----- Excerpted data -----
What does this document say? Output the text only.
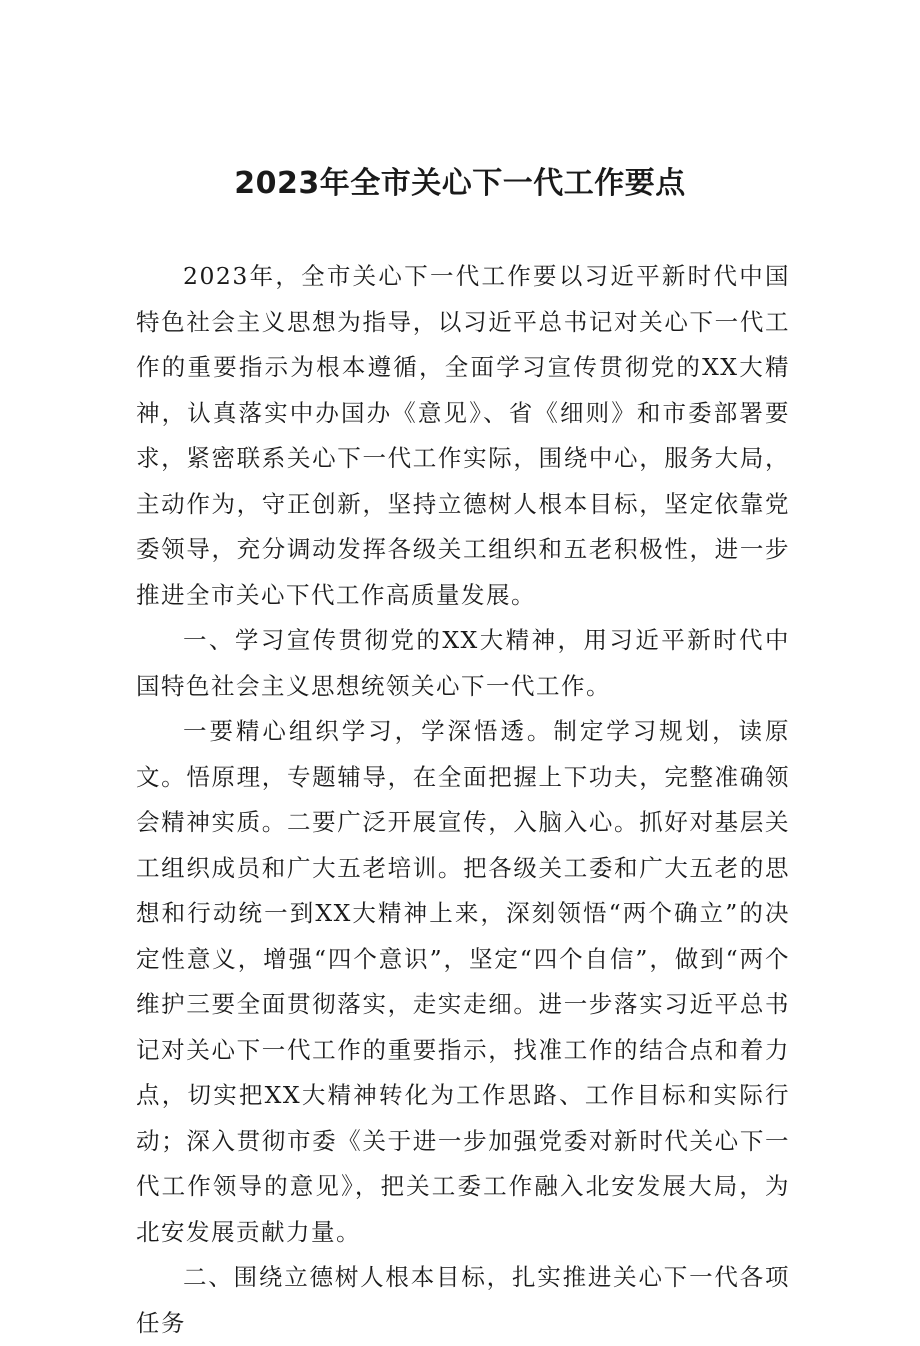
2023年全市关心下一代工作要点

2023年，全市关心下一代工作要以习近平新时代中国特色社会主义思想为指导，以习近平总书记对关心下一代工作的重要指示为根本遵循，全面学习宣传贯彻党的XX大精神，认真落实中办国办《意见》、省《细则》和市委部署要求，紧密联系关心下一代工作实际，围绕中心，服务大局，主动作为，守正创新，坚持立德树人根本目标，坚定依靠党委领导，充分调动发挥各级关工组织和五老积极性，进一步推进全市关心下代工作高质量发展。

一、学习宣传贯彻党的XX大精神，用习近平新时代中国特色社会主义思想统领关心下一代工作。

一要精心组织学习，学深悟透。制定学习规划，读原文。悟原理，专题辅导，在全面把握上下功夫，完整准确领会精神实质。二要广泛开展宣传，入脑入心。抓好对基层关工组织成员和广大五老培训。把各级关工委和广大五老的思想和行动统一到XX大精神上来，深刻领悟“两个确立”的决定性意义，增强“四个意识”，坚定“四个自信”，做到“两个维护三要全面贯彻落实，走实走细。进一步落实习近平总书记对关心下一代工作的重要指示，找准工作的结合点和着力点，切实把XX大精神转化为工作思路、工作目标和实际行动；深入贯彻市委《关于进一步加强党委对新时代关心下一代工作领导的意见》，把关工委工作融入北安发展大局，为北安发展贡献力量。

二、围绕立德树人根本目标，扎实推进关心下一代各项任务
-----
**Exercise requirements**: Copy each line of the records precisely and drop any images they hold.

**Written solution**:
What does this document say? Output the text only.
2023年全市关心下一代工作要点

2023年，全市关心下一代工作要以习近平新时代中国特色社会主义思想为指导，以习近平总书记对关心下一代工作的重要指示为根本遵循，全面学习宣传贯彻党的XX大精神，认真落实中办国办《意见》、省《细则》和市委部署要求，紧密联系关心下一代工作实际，围绕中心，服务大局，主动作为，守正创新，坚持立德树人根本目标，坚定依靠党委领导，充分调动发挥各级关工组织和五老积极性，进一步推进全市关心下代工作高质量发展。

一、学习宣传贯彻党的XX大精神，用习近平新时代中国特色社会主义思想统领关心下一代工作。

一要精心组织学习，学深悟透。制定学习规划，读原文。悟原理，专题辅导，在全面把握上下功夫，完整准确领会精神实质。二要广泛开展宣传，入脑入心。抓好对基层关工组织成员和广大五老培训。把各级关工委和广大五老的思想和行动统一到XX大精神上来，深刻领悟“两个确立”的决定性意义，增强“四个意识”，坚定“四个自信”，做到“两个维护三要全面贯彻落实，走实走细。进一步落实习近平总书记对关心下一代工作的重要指示，找准工作的结合点和着力点，切实把XX大精神转化为工作思路、工作目标和实际行动；深入贯彻市委《关于进一步加强党委对新时代关心下一代工作领导的意见》，把关工委工作融入北安发展大局，为北安发展贡献力量。

二、围绕立德树人根本目标，扎实推进关心下一代各项任务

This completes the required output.